## Data provided
================================
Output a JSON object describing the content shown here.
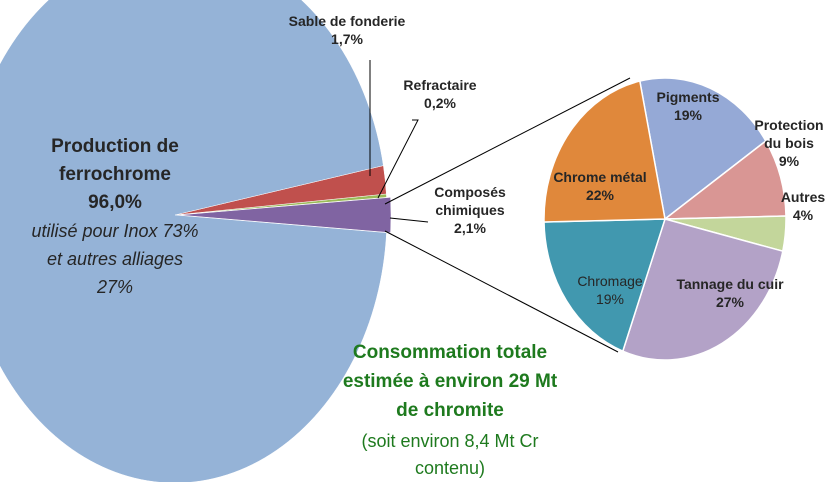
{
  "chart_data": [
    {
      "type": "pie",
      "categories": [
        "Production de ferrochrome",
        "Sable de fonderie",
        "Refractaire",
        "Composés chimiques"
      ],
      "values": [
        96.0,
        1.7,
        0.2,
        2.1
      ],
      "value_labels": [
        "96,0%",
        "1,7%",
        "0,2%",
        "2,1%"
      ],
      "colors": [
        "#95b3d7",
        "#c0504d",
        "#9bbb59",
        "#8064a2"
      ],
      "note": "utilisé pour Inox 73% et autres alliages 27%",
      "annotations": [
        "Consommation totale estimée à environ 29 Mt de chromite",
        "(soit environ 8,4 Mt Cr contenu)"
      ]
    },
    {
      "type": "pie",
      "categories": [
        "Pigments",
        "Protection du bois",
        "Autres",
        "Tannage du cuir",
        "Chromage",
        "Chrome métal"
      ],
      "values": [
        19,
        9,
        4,
        27,
        19,
        22
      ],
      "value_labels": [
        "19%",
        "9%",
        "4%",
        "27%",
        "19%",
        "22%"
      ],
      "colors": [
        "#95a9d6",
        "#d99694",
        "#c3d69b",
        "#b3a2c7",
        "#4198af",
        "#e0883b"
      ]
    }
  ]
}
================================
## Problem to solve
All of the entries need to be transcribed word for word; pictures are left out.

## Task response
Output a JSON object describing the content shown here.
{
  "chart_data": [
    {
      "type": "pie",
      "categories": [
        "Production de ferrochrome",
        "Sable de fonderie",
        "Refractaire",
        "Composés chimiques"
      ],
      "values": [
        96.0,
        1.7,
        0.2,
        2.1
      ],
      "value_labels": [
        "96,0%",
        "1,7%",
        "0,2%",
        "2,1%"
      ],
      "colors": [
        "#95b3d7",
        "#c0504d",
        "#9bbb59",
        "#8064a2"
      ],
      "note": "utilisé pour Inox 73% et autres alliages 27%",
      "annotations": [
        "Consommation totale estimée à environ 29 Mt de chromite",
        "(soit environ 8,4 Mt Cr contenu)"
      ]
    },
    {
      "type": "pie",
      "categories": [
        "Pigments",
        "Protection du bois",
        "Autres",
        "Tannage du cuir",
        "Chromage",
        "Chrome métal"
      ],
      "values": [
        19,
        9,
        4,
        27,
        19,
        22
      ],
      "value_labels": [
        "19%",
        "9%",
        "4%",
        "27%",
        "19%",
        "22%"
      ],
      "colors": [
        "#95a9d6",
        "#d99694",
        "#c3d69b",
        "#b3a2c7",
        "#4198af",
        "#e0883b"
      ]
    }
  ]
}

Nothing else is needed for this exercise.